Aim of the task:
Copy the rows from the line with "y-tick-label: 40000 <box>50 362 92 380</box>" up to and including the line with "point <box>307 168 320 182</box>", substituting "horizontal-tick-label" for "x-tick-label" and leaving everything else unchanged.

+++

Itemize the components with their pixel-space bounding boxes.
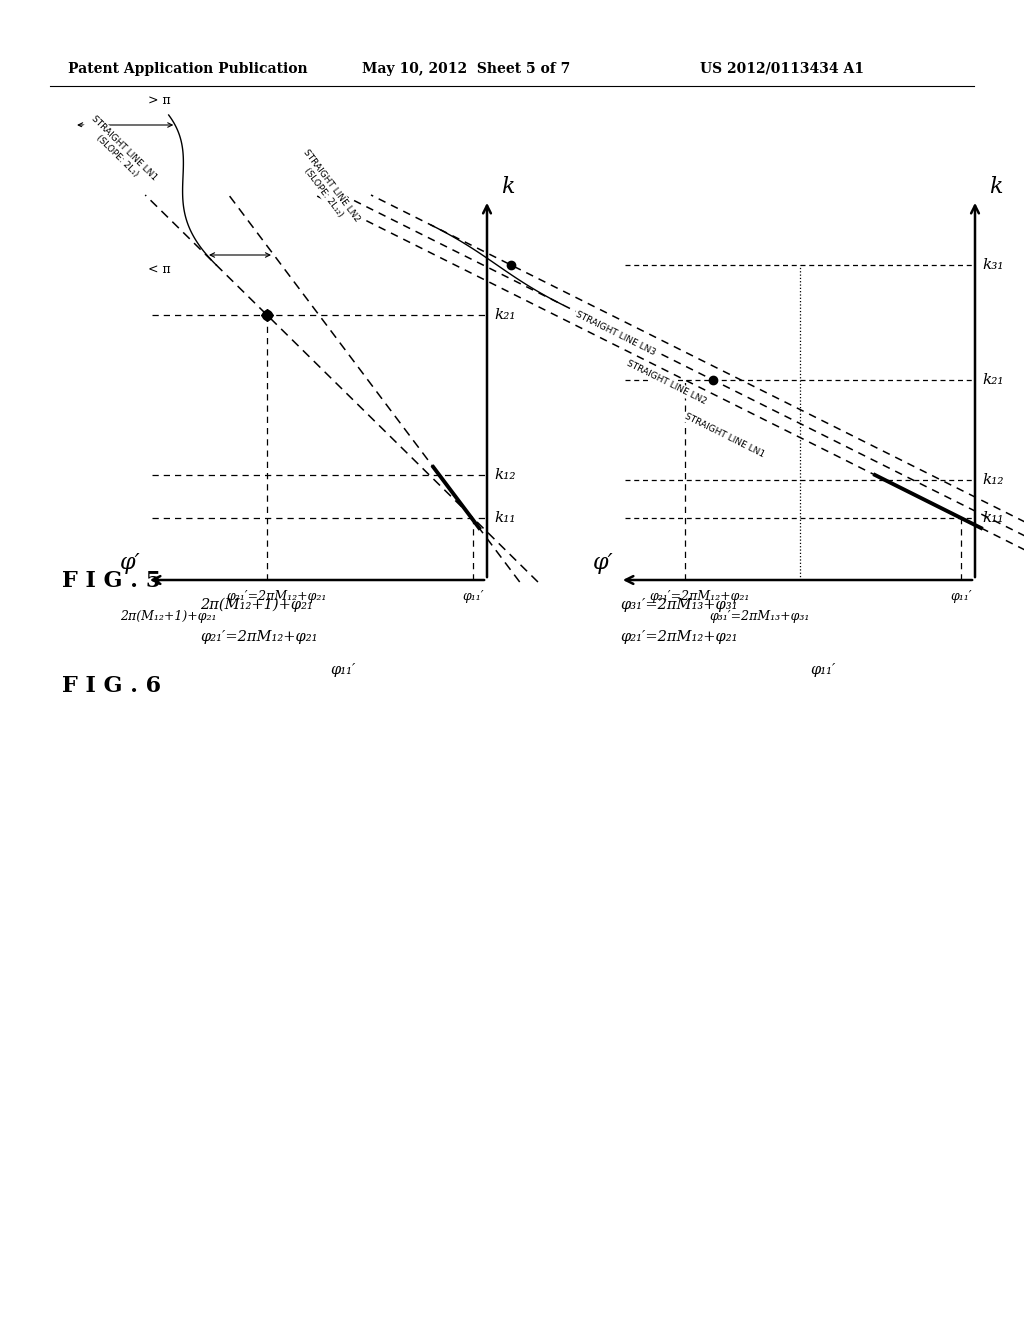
Text: k: k: [501, 176, 514, 198]
Text: STRAIGHT LINE LN1: STRAIGHT LINE LN1: [683, 412, 766, 459]
Text: US 2012/0113434 A1: US 2012/0113434 A1: [700, 62, 864, 77]
Text: k: k: [989, 176, 1002, 198]
Text: φ₁₁′: φ₁₁′: [950, 590, 972, 603]
Text: k₁₁: k₁₁: [982, 511, 1004, 525]
Text: STRAIGHT LINE LN3: STRAIGHT LINE LN3: [574, 309, 657, 356]
Text: < π: < π: [148, 263, 171, 276]
Text: STRAIGHT LINE LN2
(SLOPE: 2L₁₂): STRAIGHT LINE LN2 (SLOPE: 2L₁₂): [294, 148, 361, 230]
Text: k₃₁: k₃₁: [982, 257, 1004, 272]
Text: k₁₁: k₁₁: [494, 511, 515, 525]
Text: φ₁₁′: φ₁₁′: [810, 663, 836, 677]
Text: φ′: φ′: [593, 552, 614, 574]
Text: φ₂₁′=2πM₁₂+φ₂₁: φ₂₁′=2πM₁₂+φ₂₁: [226, 590, 328, 603]
Text: φ₃₁′=2πM₁₃+φ₃₁: φ₃₁′=2πM₁₃+φ₃₁: [620, 598, 737, 612]
Text: φ₂₁′=2πM₁₂+φ₂₁: φ₂₁′=2πM₁₂+φ₂₁: [650, 590, 751, 603]
Text: φ₁₁′: φ₁₁′: [330, 663, 355, 677]
Text: φ₁₁′: φ₁₁′: [462, 590, 483, 603]
Text: 2π(M₁₂+1)+φ₂₁: 2π(M₁₂+1)+φ₂₁: [200, 598, 313, 612]
Text: φ₃₁′=2πM₁₃+φ₃₁: φ₃₁′=2πM₁₃+φ₃₁: [710, 610, 810, 623]
Text: 2π(M₁₂+1)+φ₂₁: 2π(M₁₂+1)+φ₂₁: [121, 610, 217, 623]
Text: φ′: φ′: [121, 552, 141, 574]
Text: F I G . 5: F I G . 5: [62, 570, 161, 591]
Text: φ₂₁′=2πM₁₂+φ₂₁: φ₂₁′=2πM₁₂+φ₂₁: [620, 630, 737, 644]
Text: k₂₁: k₂₁: [982, 374, 1004, 387]
Text: May 10, 2012  Sheet 5 of 7: May 10, 2012 Sheet 5 of 7: [362, 62, 570, 77]
Text: STRAIGHT LINE LN2: STRAIGHT LINE LN2: [625, 359, 708, 407]
Text: STRAIGHT LINE LN1
(SLOPE: 2L₁): STRAIGHT LINE LN1 (SLOPE: 2L₁): [83, 115, 159, 190]
Text: Patent Application Publication: Patent Application Publication: [68, 62, 307, 77]
Text: k₁₂: k₁₂: [982, 473, 1004, 487]
Text: φ₂₁′=2πM₁₂+φ₂₁: φ₂₁′=2πM₁₂+φ₂₁: [200, 630, 317, 644]
Text: k₁₂: k₁₂: [494, 469, 515, 482]
Text: k₂₁: k₂₁: [494, 308, 515, 322]
Text: F I G . 6: F I G . 6: [62, 675, 161, 697]
Text: > π: > π: [148, 94, 171, 107]
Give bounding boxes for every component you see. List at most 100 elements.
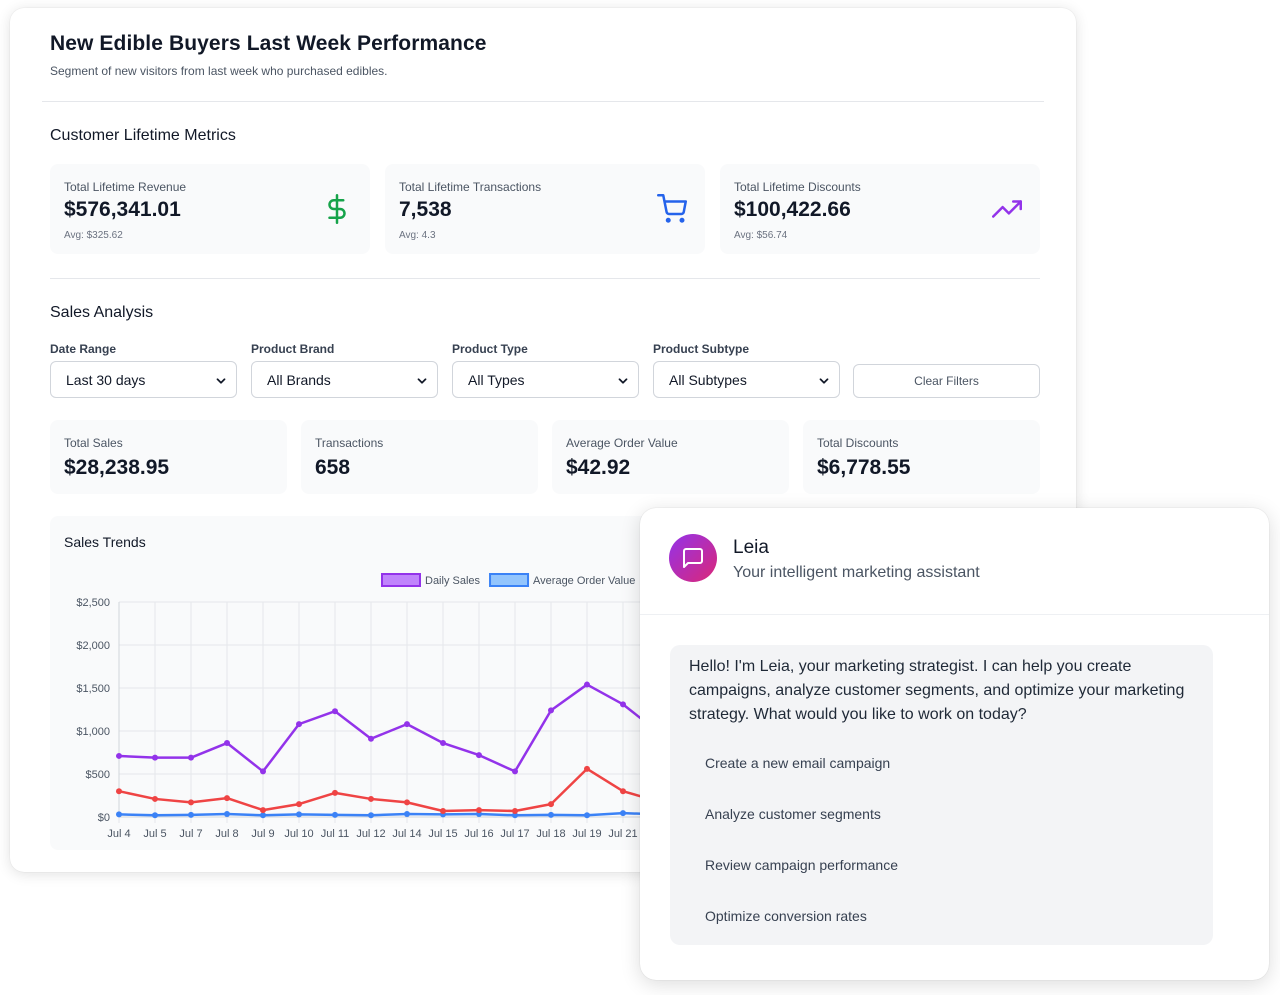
data-point	[188, 799, 194, 806]
assistant-panel: Leia Your intelligent marketing assistan…	[640, 508, 1269, 980]
data-point	[296, 721, 302, 728]
data-point	[152, 795, 158, 802]
data-point	[476, 752, 482, 759]
product-type-select[interactable]: All Types	[452, 361, 639, 398]
x-tick-label: Jul 18	[536, 828, 565, 840]
metric-label: Total Lifetime Revenue	[64, 180, 187, 194]
divider	[50, 278, 1040, 279]
section-title-sales: Sales Analysis	[50, 304, 154, 321]
chevron-down-icon	[618, 378, 628, 384]
x-tick-label: Jul 15	[428, 828, 457, 840]
x-tick-label: Jul 14	[392, 828, 421, 840]
stat-card-total-sales: Total Sales $28,238.95	[50, 420, 287, 494]
x-tick-label: Jul 9	[251, 828, 274, 840]
product-brand-select[interactable]: All Brands	[251, 361, 438, 398]
metric-label: Total Lifetime Discounts	[734, 180, 861, 194]
dollar-icon	[328, 194, 346, 224]
y-tick-label: $500	[86, 769, 110, 781]
data-point	[620, 788, 626, 795]
legend-swatch	[489, 573, 530, 587]
suggestion-email-campaign[interactable]: Create a new email campaign	[705, 755, 891, 771]
suggestion-campaign-performance[interactable]: Review campaign performance	[705, 857, 898, 873]
select-value: All Subtypes	[669, 372, 747, 388]
metric-value: 7,538	[399, 198, 452, 221]
data-point	[548, 801, 554, 808]
data-point	[332, 708, 338, 715]
stat-card-transactions: Transactions 658	[301, 420, 538, 494]
data-point	[476, 807, 482, 814]
trending-up-icon	[992, 200, 1022, 218]
filter-label-brand: Product Brand	[251, 342, 335, 356]
x-tick-label: Jul 19	[572, 828, 601, 840]
data-point	[260, 807, 266, 814]
select-value: All Types	[468, 372, 525, 388]
assistant-avatar	[669, 534, 717, 582]
sales-trends-chart: $0 $500 $1,000 $1,500 $2,000 $2,500 Jul 4 Jul 5…	[76, 573, 1040, 840]
x-tick-label: Jul 4	[107, 828, 130, 840]
data-point	[116, 752, 122, 759]
data-point	[512, 768, 518, 775]
data-point	[584, 765, 590, 772]
x-tick-label: Jul 12	[356, 828, 385, 840]
x-tick-label: Jul 10	[284, 828, 313, 840]
metric-card-discounts: Total Lifetime Discounts $100,422.66 Avg…	[720, 164, 1040, 254]
series-line-1	[118, 811, 660, 817]
metric-average: Avg: $56.74	[734, 230, 788, 241]
cart-icon	[657, 194, 687, 223]
data-point	[116, 811, 122, 818]
clear-filters-button[interactable]: Clear Filters	[853, 364, 1040, 398]
select-value: All Brands	[267, 372, 331, 388]
data-point	[404, 810, 410, 817]
section-title-lifetime: Customer Lifetime Metrics	[50, 127, 236, 144]
metric-value: $100,422.66	[734, 198, 851, 221]
x-tick-label: Jul 21	[608, 828, 637, 840]
stat-value: $28,238.95	[64, 456, 170, 479]
stat-value: $6,778.55	[817, 456, 911, 479]
data-point	[440, 807, 446, 814]
message-icon	[683, 548, 703, 568]
suggestion-customer-segments[interactable]: Analyze customer segments	[705, 806, 881, 822]
y-tick-label: $1,000	[76, 726, 110, 738]
data-point	[188, 811, 194, 818]
series-line-0	[118, 683, 660, 773]
data-point	[548, 811, 554, 818]
data-point	[512, 807, 518, 814]
stat-value: $42.92	[566, 456, 631, 479]
select-value: Last 30 days	[66, 372, 146, 388]
filter-label-type: Product Type	[452, 342, 528, 356]
metric-average: Avg: 4.3	[399, 230, 436, 241]
product-subtype-select[interactable]: All Subtypes	[653, 361, 840, 398]
filter-label-date-range: Date Range	[50, 342, 117, 356]
data-point	[584, 812, 590, 819]
x-tick-label: Jul 11	[321, 828, 350, 840]
metric-card-revenue: Total Lifetime Revenue $576,341.01 Avg: …	[50, 164, 370, 254]
suggestion-conversion-rates[interactable]: Optimize conversion rates	[705, 908, 867, 924]
data-point	[296, 801, 302, 808]
data-point	[116, 788, 122, 795]
data-point	[512, 812, 518, 819]
data-point	[548, 707, 554, 714]
x-tick-label: Jul 8	[215, 828, 238, 840]
page-title: New Edible Buyers Last Week Performance	[50, 32, 487, 55]
data-point	[152, 812, 158, 819]
data-point	[620, 810, 626, 817]
divider	[640, 614, 1269, 615]
data-point	[584, 681, 590, 688]
data-point	[404, 721, 410, 728]
data-point	[368, 735, 374, 742]
data-point	[152, 754, 158, 761]
page-subtitle: Segment of new visitors from last week w…	[50, 64, 388, 78]
legend-label: Average Order Value	[533, 575, 635, 587]
assistant-name: Leia	[733, 537, 769, 558]
stat-value: 658	[315, 456, 351, 479]
chart-title: Sales Trends	[64, 534, 146, 550]
data-point	[368, 795, 374, 802]
x-tick-label: Jul 5	[143, 828, 166, 840]
data-point	[332, 789, 338, 796]
x-tick-label: Jul 16	[464, 828, 493, 840]
data-point	[332, 811, 338, 818]
metric-average: Avg: $325.62	[64, 230, 123, 241]
stat-label: Transactions	[315, 436, 384, 450]
assistant-tagline: Your intelligent marketing assistant	[733, 564, 980, 581]
date-range-select[interactable]: Last 30 days	[50, 361, 237, 398]
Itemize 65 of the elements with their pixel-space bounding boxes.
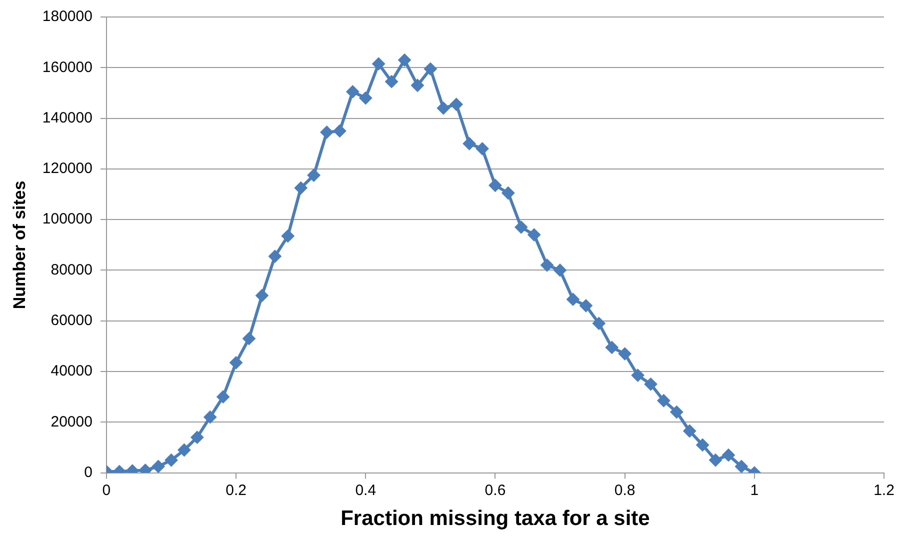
y-tick-label: 40000 <box>50 362 92 380</box>
point <box>450 98 463 111</box>
point <box>683 424 696 438</box>
point <box>320 126 334 139</box>
x-tick-label: 0.8 <box>614 482 636 499</box>
point <box>528 228 541 242</box>
x-tick-label: 1.2 <box>874 482 894 499</box>
point <box>644 378 658 391</box>
point <box>268 250 282 263</box>
point <box>540 258 554 272</box>
point <box>307 168 320 182</box>
x-tick-label: 0 <box>102 482 111 499</box>
point <box>410 78 424 92</box>
point <box>242 332 256 346</box>
point <box>514 220 528 234</box>
x-tick-label: 1 <box>750 482 759 499</box>
y-tick-label: 160000 <box>42 58 92 76</box>
y-tick-label: 180000 <box>42 8 92 26</box>
point <box>722 448 735 462</box>
point <box>566 292 580 306</box>
point <box>255 289 268 302</box>
point <box>462 137 476 150</box>
y-axis-title: Number of sites <box>10 180 29 310</box>
point <box>346 85 360 98</box>
point <box>190 430 204 444</box>
point <box>502 186 515 200</box>
point <box>294 181 308 194</box>
point <box>734 460 748 473</box>
point <box>592 316 606 330</box>
point <box>436 102 450 115</box>
point <box>398 54 412 67</box>
point <box>230 356 243 370</box>
y-tick-label: 0 <box>84 464 92 481</box>
point <box>164 454 178 467</box>
x-tick-label: 0.6 <box>484 482 506 499</box>
y-tick-label: 80000 <box>50 261 92 278</box>
x-tick-label: 0.4 <box>355 482 376 499</box>
x-axis-title: Fraction missing taxa for a site <box>340 507 650 530</box>
point <box>696 438 710 452</box>
point <box>152 460 165 473</box>
point <box>216 390 230 404</box>
point <box>281 230 294 243</box>
point <box>178 444 191 457</box>
point <box>631 368 644 382</box>
x-tick-label: 0.2 <box>226 482 246 499</box>
point <box>372 57 386 70</box>
y-tick-label: 120000 <box>42 160 92 178</box>
point <box>333 124 346 138</box>
y-tick-label: 60000 <box>50 312 92 330</box>
point <box>385 75 398 88</box>
y-tick-label: 100000 <box>42 210 92 228</box>
point <box>204 410 217 424</box>
point <box>657 394 670 408</box>
point <box>605 340 618 354</box>
point <box>554 264 567 277</box>
point <box>488 178 502 192</box>
point <box>359 92 372 105</box>
point <box>618 347 632 360</box>
point <box>709 454 722 467</box>
point <box>476 142 489 156</box>
point <box>670 406 684 419</box>
point <box>579 299 592 312</box>
point <box>424 62 437 76</box>
y-tick-label: 20000 <box>50 413 92 430</box>
y-tick-label: 140000 <box>42 109 92 126</box>
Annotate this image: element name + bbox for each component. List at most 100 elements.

+++

Output of the exercise:
y-tick-label: 40000 <box>50 362 92 380</box>
point <box>450 98 463 111</box>
point <box>683 424 696 438</box>
point <box>320 126 334 139</box>
horizontal-tick-label: 0.8 <box>614 482 636 499</box>
point <box>528 228 541 242</box>
horizontal-tick-label: 1.2 <box>874 482 894 499</box>
point <box>644 378 658 391</box>
point <box>268 250 282 263</box>
point <box>540 258 554 272</box>
point <box>307 168 320 182</box>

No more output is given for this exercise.